Omit every picture and write out the rest of the records exactly.

* BEGIN Record list *

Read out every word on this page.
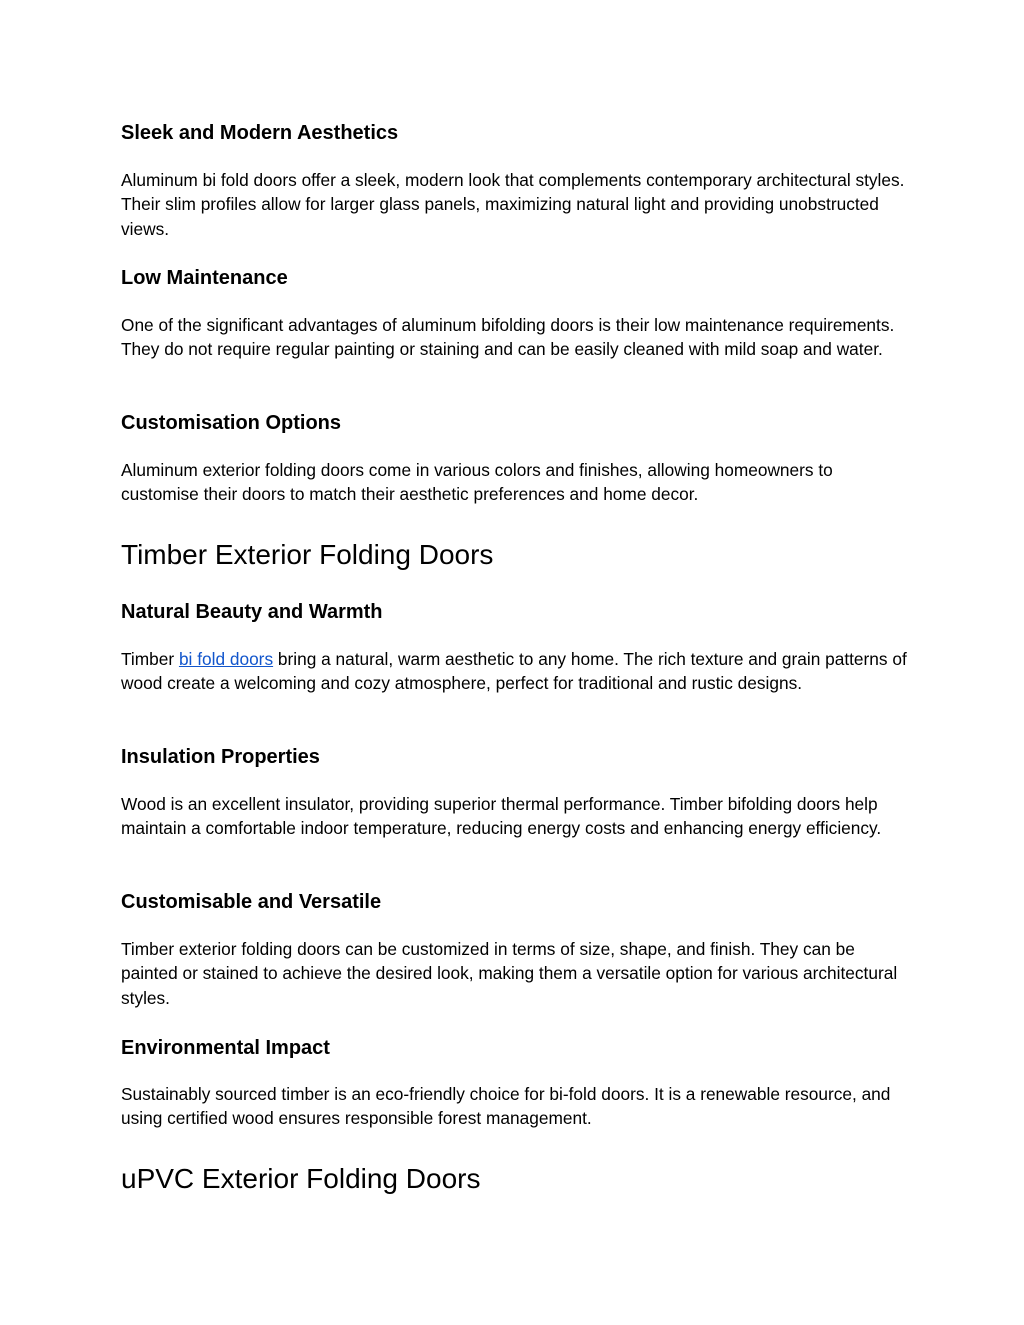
Sleek and Modern Aesthetics

Aluminum bi fold doors offer a sleek, modern look that complements contemporary architectural styles. Their slim profiles allow for larger glass panels, maximizing natural light and providing unobstructed views.

Low Maintenance

One of the significant advantages of aluminum bifolding doors is their low maintenance requirements. They do not require regular painting or staining and can be easily cleaned with mild soap and water.

Customisation Options

Aluminum exterior folding doors come in various colors and finishes, allowing homeowners to customise their doors to match their aesthetic preferences and home decor.

Timber Exterior Folding Doors
Natural Beauty and Warmth

Timber bi fold doors bring a natural, warm aesthetic to any home. The rich texture and grain patterns of wood create a welcoming and cozy atmosphere, perfect for traditional and rustic designs.

Insulation Properties

Wood is an excellent insulator, providing superior thermal performance. Timber bifolding doors help maintain a comfortable indoor temperature, reducing energy costs and enhancing energy efficiency.

Customisable and Versatile

Timber exterior folding doors can be customized in terms of size, shape, and finish. They can be painted or stained to achieve the desired look, making them a versatile option for various architectural styles.

Environmental Impact

Sustainably sourced timber is an eco-friendly choice for bi-fold doors. It is a renewable resource, and using certified wood ensures responsible forest management.

uPVC Exterior Folding Doors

* END Record list *

### In response
Read out every word on this page.
Sleek and Modern Aesthetics

Aluminum bi fold doors offer a sleek, modern look that complements contemporary architectural styles. Their slim profiles allow for larger glass panels, maximizing natural light and providing unobstructed views.

Low Maintenance

One of the significant advantages of aluminum bifolding doors is their low maintenance requirements. They do not require regular painting or staining and can be easily cleaned with mild soap and water.

Customisation Options

Aluminum exterior folding doors come in various colors and finishes, allowing homeowners to customise their doors to match their aesthetic preferences and home decor.

Timber Exterior Folding Doors
Natural Beauty and Warmth

Timber bi fold doors bring a natural, warm aesthetic to any home. The rich texture and grain patterns of wood create a welcoming and cozy atmosphere, perfect for traditional and rustic designs.

Insulation Properties

Wood is an excellent insulator, providing superior thermal performance. Timber bifolding doors help maintain a comfortable indoor temperature, reducing energy costs and enhancing energy efficiency.

Customisable and Versatile

Timber exterior folding doors can be customized in terms of size, shape, and finish. They can be painted or stained to achieve the desired look, making them a versatile option for various architectural styles.

Environmental Impact

Sustainably sourced timber is an eco-friendly choice for bi-fold doors. It is a renewable resource, and using certified wood ensures responsible forest management.

uPVC Exterior Folding Doors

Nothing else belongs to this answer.